** Begin Data listing **

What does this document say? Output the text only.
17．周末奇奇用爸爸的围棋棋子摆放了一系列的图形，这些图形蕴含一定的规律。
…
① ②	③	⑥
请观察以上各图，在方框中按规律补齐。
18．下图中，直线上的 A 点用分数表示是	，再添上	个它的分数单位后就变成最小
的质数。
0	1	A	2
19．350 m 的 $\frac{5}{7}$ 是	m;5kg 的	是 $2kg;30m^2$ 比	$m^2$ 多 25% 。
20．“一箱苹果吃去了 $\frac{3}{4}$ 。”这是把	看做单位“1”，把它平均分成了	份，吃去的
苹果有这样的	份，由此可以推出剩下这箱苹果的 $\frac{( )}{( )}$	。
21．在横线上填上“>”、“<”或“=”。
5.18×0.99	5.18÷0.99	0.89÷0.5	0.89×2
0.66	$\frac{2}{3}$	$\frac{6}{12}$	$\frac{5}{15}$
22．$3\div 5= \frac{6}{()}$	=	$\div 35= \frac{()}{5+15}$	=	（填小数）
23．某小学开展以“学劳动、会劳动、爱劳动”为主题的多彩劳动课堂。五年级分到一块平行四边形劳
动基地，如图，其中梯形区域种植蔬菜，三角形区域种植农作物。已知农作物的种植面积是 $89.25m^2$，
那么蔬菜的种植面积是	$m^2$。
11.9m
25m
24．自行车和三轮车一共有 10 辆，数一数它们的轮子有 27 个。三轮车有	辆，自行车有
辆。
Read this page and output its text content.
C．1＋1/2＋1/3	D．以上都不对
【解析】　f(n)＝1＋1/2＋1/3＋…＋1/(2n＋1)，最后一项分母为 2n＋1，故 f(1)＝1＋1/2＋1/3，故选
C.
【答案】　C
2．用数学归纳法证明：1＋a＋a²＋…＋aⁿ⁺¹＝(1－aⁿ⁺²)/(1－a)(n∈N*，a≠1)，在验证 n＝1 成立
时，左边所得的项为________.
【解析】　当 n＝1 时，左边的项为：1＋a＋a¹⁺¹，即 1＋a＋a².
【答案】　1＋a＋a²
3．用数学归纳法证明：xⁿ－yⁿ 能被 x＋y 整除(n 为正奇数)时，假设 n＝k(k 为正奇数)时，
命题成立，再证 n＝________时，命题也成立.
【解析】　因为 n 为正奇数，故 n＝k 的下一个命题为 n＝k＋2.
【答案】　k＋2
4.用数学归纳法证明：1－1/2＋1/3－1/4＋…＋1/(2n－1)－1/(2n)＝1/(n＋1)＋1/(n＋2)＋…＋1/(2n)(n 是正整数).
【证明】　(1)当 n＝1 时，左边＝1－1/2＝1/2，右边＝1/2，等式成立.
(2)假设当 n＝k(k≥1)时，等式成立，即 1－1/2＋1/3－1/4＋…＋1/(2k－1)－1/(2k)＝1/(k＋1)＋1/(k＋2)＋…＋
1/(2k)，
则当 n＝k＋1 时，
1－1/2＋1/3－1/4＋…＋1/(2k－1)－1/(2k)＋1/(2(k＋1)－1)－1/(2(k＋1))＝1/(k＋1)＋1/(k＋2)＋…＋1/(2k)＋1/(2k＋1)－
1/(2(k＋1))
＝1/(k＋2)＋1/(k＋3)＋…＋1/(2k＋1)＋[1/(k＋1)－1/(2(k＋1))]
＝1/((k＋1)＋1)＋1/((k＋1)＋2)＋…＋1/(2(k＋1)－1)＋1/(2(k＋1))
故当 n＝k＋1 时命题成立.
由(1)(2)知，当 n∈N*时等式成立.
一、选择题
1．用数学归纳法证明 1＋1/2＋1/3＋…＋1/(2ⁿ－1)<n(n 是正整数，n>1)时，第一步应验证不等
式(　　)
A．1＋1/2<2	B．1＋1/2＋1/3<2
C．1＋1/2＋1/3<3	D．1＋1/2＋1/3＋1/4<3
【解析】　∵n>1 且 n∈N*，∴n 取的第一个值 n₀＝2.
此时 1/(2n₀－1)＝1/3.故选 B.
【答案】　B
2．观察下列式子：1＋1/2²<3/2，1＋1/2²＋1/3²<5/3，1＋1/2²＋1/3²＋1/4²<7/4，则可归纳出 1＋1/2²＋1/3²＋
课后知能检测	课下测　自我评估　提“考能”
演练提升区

** End Data listing **

> **Exercise brief**
Reproduce the data in full, exactly as presented.

> **Exercise response**
What does this document say? Output the text only.
17．周末奇奇用爸爸的围棋棋子摆放了一系列的图形，这些图形蕴含一定的规律。
…
① ②	③	⑥
请观察以上各图，在方框中按规律补齐。
18．下图中，直线上的 A 点用分数表示是	，再添上	个它的分数单位后就变成最小
的质数。
0	1	A	2
19．350 m 的 $\frac{5}{7}$ 是	m;5kg 的	是 $2kg;30m^2$ 比	$m^2$ 多 25% 。
20．“一箱苹果吃去了 $\frac{3}{4}$ 。”这是把	看做单位“1”，把它平均分成了	份，吃去的
苹果有这样的	份，由此可以推出剩下这箱苹果的 $\frac{( )}{( )}$	。
21．在横线上填上“>”、“<”或“=”。
5.18×0.99	5.18÷0.99	0.89÷0.5	0.89×2
0.66	$\frac{2}{3}$	$\frac{6}{12}$	$\frac{5}{15}$
22．$3\div 5= \frac{6}{()}$	=	$\div 35= \frac{()}{5+15}$	=	（填小数）
23．某小学开展以“学劳动、会劳动、爱劳动”为主题的多彩劳动课堂。五年级分到一块平行四边形劳
动基地，如图，其中梯形区域种植蔬菜，三角形区域种植农作物。已知农作物的种植面积是 $89.25m^2$，
那么蔬菜的种植面积是	$m^2$。
11.9m
25m
24．自行车和三轮车一共有 10 辆，数一数它们的轮子有 27 个。三轮车有	辆，自行车有
辆。
Read this page and output its text content.
C．1＋1/2＋1/3	D．以上都不对
【解析】　f(n)＝1＋1/2＋1/3＋…＋1/(2n＋1)，最后一项分母为 2n＋1，故 f(1)＝1＋1/2＋1/3，故选
C.
【答案】　C
2．用数学归纳法证明：1＋a＋a²＋…＋aⁿ⁺¹＝(1－aⁿ⁺²)/(1－a)(n∈N*，a≠1)，在验证 n＝1 成立
时，左边所得的项为________.
【解析】　当 n＝1 时，左边的项为：1＋a＋a¹⁺¹，即 1＋a＋a².
【答案】　1＋a＋a²
3．用数学归纳法证明：xⁿ－yⁿ 能被 x＋y 整除(n 为正奇数)时，假设 n＝k(k 为正奇数)时，
命题成立，再证 n＝________时，命题也成立.
【解析】　因为 n 为正奇数，故 n＝k 的下一个命题为 n＝k＋2.
【答案】　k＋2
4.用数学归纳法证明：1－1/2＋1/3－1/4＋…＋1/(2n－1)－1/(2n)＝1/(n＋1)＋1/(n＋2)＋…＋1/(2n)(n 是正整数).
【证明】　(1)当 n＝1 时，左边＝1－1/2＝1/2，右边＝1/2，等式成立.
(2)假设当 n＝k(k≥1)时，等式成立，即 1－1/2＋1/3－1/4＋…＋1/(2k－1)－1/(2k)＝1/(k＋1)＋1/(k＋2)＋…＋
1/(2k)，
则当 n＝k＋1 时，
1－1/2＋1/3－1/4＋…＋1/(2k－1)－1/(2k)＋1/(2(k＋1)－1)－1/(2(k＋1))＝1/(k＋1)＋1/(k＋2)＋…＋1/(2k)＋1/(2k＋1)－
1/(2(k＋1))
＝1/(k＋2)＋1/(k＋3)＋…＋1/(2k＋1)＋[1/(k＋1)－1/(2(k＋1))]
＝1/((k＋1)＋1)＋1/((k＋1)＋2)＋…＋1/(2(k＋1)－1)＋1/(2(k＋1))
故当 n＝k＋1 时命题成立.
由(1)(2)知，当 n∈N*时等式成立.
一、选择题
1．用数学归纳法证明 1＋1/2＋1/3＋…＋1/(2ⁿ－1)<n(n 是正整数，n>1)时，第一步应验证不等
式(　　)
A．1＋1/2<2	B．1＋1/2＋1/3<2
C．1＋1/2＋1/3<3	D．1＋1/2＋1/3＋1/4<3
【解析】　∵n>1 且 n∈N*，∴n 取的第一个值 n₀＝2.
此时 1/(2n₀－1)＝1/3.故选 B.
【答案】　B
2．观察下列式子：1＋1/2²<3/2，1＋1/2²＋1/3²<5/3，1＋1/2²＋1/3²＋1/4²<7/4，则可归纳出 1＋1/2²＋1/3²＋
课后知能检测	课下测　自我评估　提“考能”
演练提升区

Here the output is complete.